* **Description of the task**
Go through the entries below and count the lines holding the word "icon". Reply with only the number, please.

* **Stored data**

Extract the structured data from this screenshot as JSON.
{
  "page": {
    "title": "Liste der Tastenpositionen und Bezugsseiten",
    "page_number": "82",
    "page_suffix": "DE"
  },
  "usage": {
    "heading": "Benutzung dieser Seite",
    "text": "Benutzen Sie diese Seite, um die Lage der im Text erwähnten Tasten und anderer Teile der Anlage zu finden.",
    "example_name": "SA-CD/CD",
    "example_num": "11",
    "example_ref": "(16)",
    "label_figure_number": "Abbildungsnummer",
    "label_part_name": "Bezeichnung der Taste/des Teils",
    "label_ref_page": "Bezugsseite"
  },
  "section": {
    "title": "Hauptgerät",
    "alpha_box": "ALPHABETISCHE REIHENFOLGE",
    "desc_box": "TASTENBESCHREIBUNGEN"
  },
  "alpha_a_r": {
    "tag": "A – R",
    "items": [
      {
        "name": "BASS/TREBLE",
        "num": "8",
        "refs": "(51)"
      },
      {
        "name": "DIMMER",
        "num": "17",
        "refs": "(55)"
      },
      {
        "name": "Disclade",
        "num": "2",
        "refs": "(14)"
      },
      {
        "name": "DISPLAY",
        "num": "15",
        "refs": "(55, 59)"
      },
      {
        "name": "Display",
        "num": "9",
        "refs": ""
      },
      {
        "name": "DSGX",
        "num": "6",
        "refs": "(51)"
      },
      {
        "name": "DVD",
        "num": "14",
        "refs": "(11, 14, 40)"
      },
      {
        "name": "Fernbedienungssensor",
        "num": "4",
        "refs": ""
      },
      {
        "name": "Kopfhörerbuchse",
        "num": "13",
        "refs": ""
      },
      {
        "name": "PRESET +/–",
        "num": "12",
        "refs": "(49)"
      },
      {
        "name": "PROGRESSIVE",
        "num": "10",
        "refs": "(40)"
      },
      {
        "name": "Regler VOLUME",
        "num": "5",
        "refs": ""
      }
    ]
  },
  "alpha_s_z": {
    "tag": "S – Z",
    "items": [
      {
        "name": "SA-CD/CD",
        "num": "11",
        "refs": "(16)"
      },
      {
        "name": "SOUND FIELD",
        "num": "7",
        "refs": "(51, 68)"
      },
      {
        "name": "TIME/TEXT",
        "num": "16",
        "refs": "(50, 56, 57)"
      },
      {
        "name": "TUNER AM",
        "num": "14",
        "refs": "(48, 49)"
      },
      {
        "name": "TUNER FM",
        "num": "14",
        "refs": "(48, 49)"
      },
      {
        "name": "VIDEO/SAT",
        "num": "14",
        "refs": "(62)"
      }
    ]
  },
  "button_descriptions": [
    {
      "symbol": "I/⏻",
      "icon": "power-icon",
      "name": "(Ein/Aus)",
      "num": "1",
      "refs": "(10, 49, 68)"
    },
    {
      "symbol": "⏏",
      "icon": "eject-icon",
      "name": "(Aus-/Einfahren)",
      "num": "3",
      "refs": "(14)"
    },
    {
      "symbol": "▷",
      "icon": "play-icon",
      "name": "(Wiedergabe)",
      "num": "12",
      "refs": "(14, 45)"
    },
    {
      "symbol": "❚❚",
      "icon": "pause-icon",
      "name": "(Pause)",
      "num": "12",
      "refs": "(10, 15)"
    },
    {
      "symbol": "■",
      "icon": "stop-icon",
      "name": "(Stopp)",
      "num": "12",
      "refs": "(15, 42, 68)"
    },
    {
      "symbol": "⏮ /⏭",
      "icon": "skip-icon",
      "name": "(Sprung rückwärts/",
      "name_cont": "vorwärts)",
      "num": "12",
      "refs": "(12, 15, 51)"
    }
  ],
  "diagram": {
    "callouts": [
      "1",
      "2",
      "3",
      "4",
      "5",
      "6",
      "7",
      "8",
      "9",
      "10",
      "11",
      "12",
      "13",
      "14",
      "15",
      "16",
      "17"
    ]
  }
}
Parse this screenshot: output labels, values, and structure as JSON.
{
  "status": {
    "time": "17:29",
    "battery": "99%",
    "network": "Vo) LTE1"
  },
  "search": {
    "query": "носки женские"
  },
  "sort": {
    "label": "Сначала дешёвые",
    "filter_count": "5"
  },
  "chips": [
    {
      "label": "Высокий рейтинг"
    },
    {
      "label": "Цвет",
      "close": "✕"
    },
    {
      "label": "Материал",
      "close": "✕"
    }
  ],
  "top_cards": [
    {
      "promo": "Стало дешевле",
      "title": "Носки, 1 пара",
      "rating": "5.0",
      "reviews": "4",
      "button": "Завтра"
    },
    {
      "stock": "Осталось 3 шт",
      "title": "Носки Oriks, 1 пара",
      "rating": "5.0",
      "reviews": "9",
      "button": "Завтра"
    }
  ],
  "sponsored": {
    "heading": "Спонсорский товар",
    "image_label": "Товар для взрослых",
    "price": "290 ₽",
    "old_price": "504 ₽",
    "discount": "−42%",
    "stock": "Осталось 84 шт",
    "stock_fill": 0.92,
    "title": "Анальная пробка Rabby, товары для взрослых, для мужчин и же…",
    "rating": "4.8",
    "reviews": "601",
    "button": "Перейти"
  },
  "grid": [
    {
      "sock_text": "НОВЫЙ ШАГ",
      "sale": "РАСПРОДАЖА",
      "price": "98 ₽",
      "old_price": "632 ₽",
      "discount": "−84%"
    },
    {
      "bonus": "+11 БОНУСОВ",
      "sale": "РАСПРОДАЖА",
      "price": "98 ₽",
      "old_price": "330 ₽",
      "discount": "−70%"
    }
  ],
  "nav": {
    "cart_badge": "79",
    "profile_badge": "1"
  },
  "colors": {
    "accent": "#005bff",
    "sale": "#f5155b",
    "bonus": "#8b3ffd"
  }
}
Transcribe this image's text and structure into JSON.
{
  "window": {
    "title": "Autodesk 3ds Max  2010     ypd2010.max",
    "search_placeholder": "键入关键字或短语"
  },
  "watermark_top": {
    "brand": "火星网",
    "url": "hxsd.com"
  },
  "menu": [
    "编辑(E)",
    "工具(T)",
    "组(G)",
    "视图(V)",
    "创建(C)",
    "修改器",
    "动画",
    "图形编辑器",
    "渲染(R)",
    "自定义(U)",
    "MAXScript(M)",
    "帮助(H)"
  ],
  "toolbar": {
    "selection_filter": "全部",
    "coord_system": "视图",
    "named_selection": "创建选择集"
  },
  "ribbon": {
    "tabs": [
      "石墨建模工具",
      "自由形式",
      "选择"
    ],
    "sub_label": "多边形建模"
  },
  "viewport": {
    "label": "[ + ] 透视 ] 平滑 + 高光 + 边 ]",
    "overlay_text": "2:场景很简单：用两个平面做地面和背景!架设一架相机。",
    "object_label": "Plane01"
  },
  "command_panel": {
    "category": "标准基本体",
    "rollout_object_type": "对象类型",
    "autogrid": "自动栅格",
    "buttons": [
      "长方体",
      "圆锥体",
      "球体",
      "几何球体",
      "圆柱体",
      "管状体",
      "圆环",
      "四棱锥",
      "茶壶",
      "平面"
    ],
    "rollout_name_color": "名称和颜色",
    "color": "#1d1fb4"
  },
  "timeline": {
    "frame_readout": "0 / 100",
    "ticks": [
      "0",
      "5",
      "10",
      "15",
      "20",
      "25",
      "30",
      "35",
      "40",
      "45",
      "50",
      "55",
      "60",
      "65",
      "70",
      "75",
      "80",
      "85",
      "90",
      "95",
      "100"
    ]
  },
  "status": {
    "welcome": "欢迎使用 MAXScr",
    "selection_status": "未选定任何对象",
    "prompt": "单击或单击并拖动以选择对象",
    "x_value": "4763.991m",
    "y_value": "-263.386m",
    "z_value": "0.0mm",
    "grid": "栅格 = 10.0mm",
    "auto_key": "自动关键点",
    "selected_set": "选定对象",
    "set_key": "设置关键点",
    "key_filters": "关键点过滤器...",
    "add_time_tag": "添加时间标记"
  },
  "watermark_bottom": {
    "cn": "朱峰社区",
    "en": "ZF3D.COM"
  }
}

* **Finished exercise**
6